::: The records :::

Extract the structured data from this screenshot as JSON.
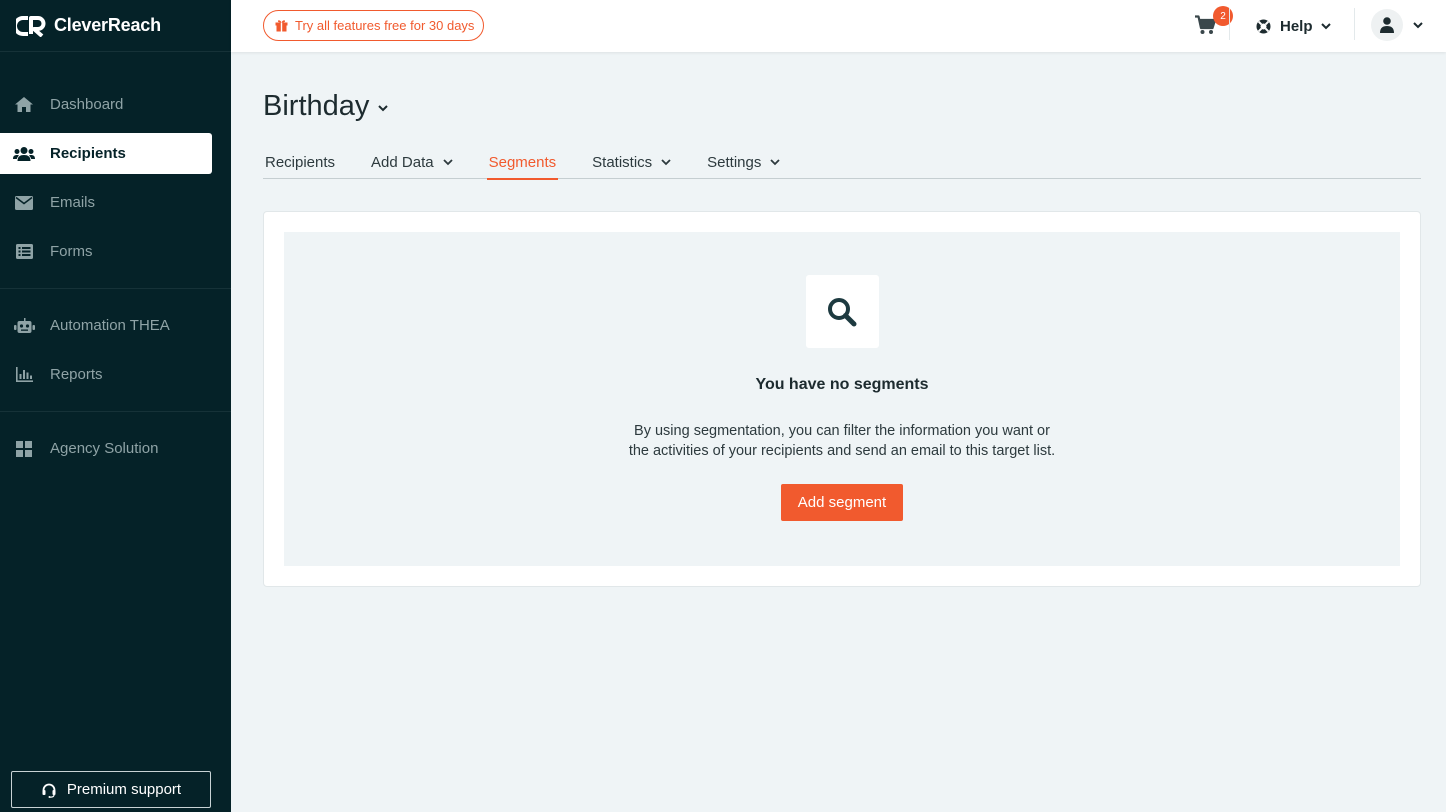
{
  "brand": {
    "name": "CleverReach",
    "accent": "#f15a2e",
    "sidebar_bg": "#052228"
  },
  "sidebar": {
    "items": [
      {
        "label": "Dashboard",
        "icon": "home-icon"
      },
      {
        "label": "Recipients",
        "icon": "users-icon",
        "active": true
      },
      {
        "label": "Emails",
        "icon": "envelope-icon"
      },
      {
        "label": "Forms",
        "icon": "list-icon"
      },
      {
        "label": "Automation THEA",
        "icon": "robot-icon"
      },
      {
        "label": "Reports",
        "icon": "bar-chart-icon"
      },
      {
        "label": "Agency Solution",
        "icon": "grid-icon"
      }
    ],
    "premium_support": "Premium support"
  },
  "topbar": {
    "trial_label": "Try all features free for 30 days",
    "cart_count": "2",
    "help_label": "Help"
  },
  "main": {
    "title": "Birthday",
    "tabs": [
      {
        "label": "Recipients"
      },
      {
        "label": "Add Data",
        "dropdown": true
      },
      {
        "label": "Segments",
        "active": true
      },
      {
        "label": "Statistics",
        "dropdown": true
      },
      {
        "label": "Settings",
        "dropdown": true
      }
    ],
    "empty_state": {
      "title": "You have no segments",
      "description_line1": "By using segmentation, you can filter the information you want or",
      "description_line2": "the activities of your recipients and send an email to this target list.",
      "button_label": "Add segment"
    }
  }
}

:::

* Task goal:
Which lines contain the word "title"? Copy each one.

* Task solution:
    "title": "Birthday",
      "title": "You have no segments",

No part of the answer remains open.